An exact copy of all the data is required, with pictures left out.

• • •

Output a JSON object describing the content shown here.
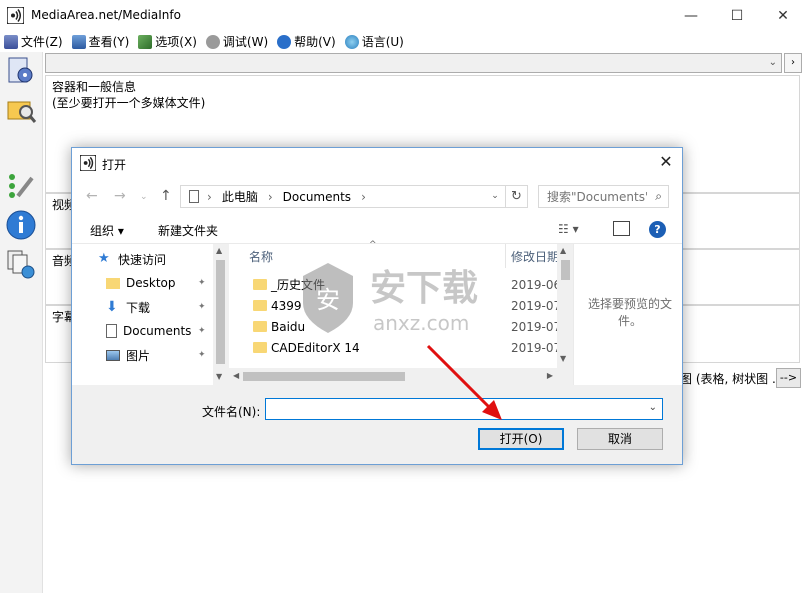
{
  "window": {
    "title": "MediaArea.net/MediaInfo",
    "controls": [
      "—",
      "☐",
      "✕"
    ]
  },
  "menu": [
    {
      "label": "文件(Z)",
      "icon": "file-icon"
    },
    {
      "label": "查看(Y)",
      "icon": "view-icon"
    },
    {
      "label": "选项(X)",
      "icon": "options-icon"
    },
    {
      "label": "调试(W)",
      "icon": "debug-icon"
    },
    {
      "label": "帮助(V)",
      "icon": "help-icon"
    },
    {
      "label": "语言(U)",
      "icon": "language-icon"
    }
  ],
  "main": {
    "sections": [
      {
        "head": "容器和一般信息",
        "sub": "(至少要打开一个多媒体文件)"
      },
      {
        "head": "视频"
      },
      {
        "head": "音频"
      },
      {
        "head": "字幕"
      }
    ],
    "more_text": "图 (表格, 树状图 ...)",
    "more_button": "-->"
  },
  "dialog": {
    "title": "打开",
    "path": [
      "此电脑",
      "Documents"
    ],
    "search_placeholder": "搜索\"Documents\"",
    "toolbar": {
      "organize": "组织 ▾",
      "new_folder": "新建文件夹"
    },
    "nav_items": [
      {
        "label": "快速访问",
        "icon": "star-icon"
      },
      {
        "label": "Desktop",
        "icon": "folder-icon"
      },
      {
        "label": "下载",
        "icon": "download-icon"
      },
      {
        "label": "Documents",
        "icon": "documents-icon"
      },
      {
        "label": "图片",
        "icon": "pictures-icon"
      }
    ],
    "columns": {
      "name": "名称",
      "date": "修改日期"
    },
    "files": [
      {
        "name": "_历史文件",
        "date": "2019-06"
      },
      {
        "name": "4399",
        "date": "2019-07"
      },
      {
        "name": "Baidu",
        "date": "2019-07"
      },
      {
        "name": "CADEditorX 14",
        "date": "2019-07"
      }
    ],
    "preview_text": "选择要预览的文件。",
    "filename_label": "文件名(N):",
    "filename_value": "",
    "open_button": "打开(O)",
    "cancel_button": "取消"
  },
  "watermark": {
    "cn": "安下载",
    "url": "anxz.com"
  },
  "colors": {
    "accent": "#0078d7",
    "folder": "#f8d775",
    "arrow": "#e01010"
  }
}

• • •

▶ _Full response_
Output a JSON object describing the content shown here.
{
  "window": {
    "title": "MediaArea.net/MediaInfo",
    "controls": [
      "—",
      "☐",
      "✕"
    ]
  },
  "menu": [
    {
      "label": "文件(Z)",
      "icon": "file-icon"
    },
    {
      "label": "查看(Y)",
      "icon": "view-icon"
    },
    {
      "label": "选项(X)",
      "icon": "options-icon"
    },
    {
      "label": "调试(W)",
      "icon": "debug-icon"
    },
    {
      "label": "帮助(V)",
      "icon": "help-icon"
    },
    {
      "label": "语言(U)",
      "icon": "language-icon"
    }
  ],
  "main": {
    "sections": [
      {
        "head": "容器和一般信息",
        "sub": "(至少要打开一个多媒体文件)"
      },
      {
        "head": "视频"
      },
      {
        "head": "音频"
      },
      {
        "head": "字幕"
      }
    ],
    "more_text": "图 (表格, 树状图 ...)",
    "more_button": "-->"
  },
  "dialog": {
    "title": "打开",
    "path": [
      "此电脑",
      "Documents"
    ],
    "search_placeholder": "搜索\"Documents\"",
    "toolbar": {
      "organize": "组织 ▾",
      "new_folder": "新建文件夹"
    },
    "nav_items": [
      {
        "label": "快速访问",
        "icon": "star-icon"
      },
      {
        "label": "Desktop",
        "icon": "folder-icon"
      },
      {
        "label": "下载",
        "icon": "download-icon"
      },
      {
        "label": "Documents",
        "icon": "documents-icon"
      },
      {
        "label": "图片",
        "icon": "pictures-icon"
      }
    ],
    "columns": {
      "name": "名称",
      "date": "修改日期"
    },
    "files": [
      {
        "name": "_历史文件",
        "date": "2019-06"
      },
      {
        "name": "4399",
        "date": "2019-07"
      },
      {
        "name": "Baidu",
        "date": "2019-07"
      },
      {
        "name": "CADEditorX 14",
        "date": "2019-07"
      }
    ],
    "preview_text": "选择要预览的文件。",
    "filename_label": "文件名(N):",
    "filename_value": "",
    "open_button": "打开(O)",
    "cancel_button": "取消"
  },
  "watermark": {
    "cn": "安下载",
    "url": "anxz.com"
  },
  "colors": {
    "accent": "#0078d7",
    "folder": "#f8d775",
    "arrow": "#e01010"
  }
}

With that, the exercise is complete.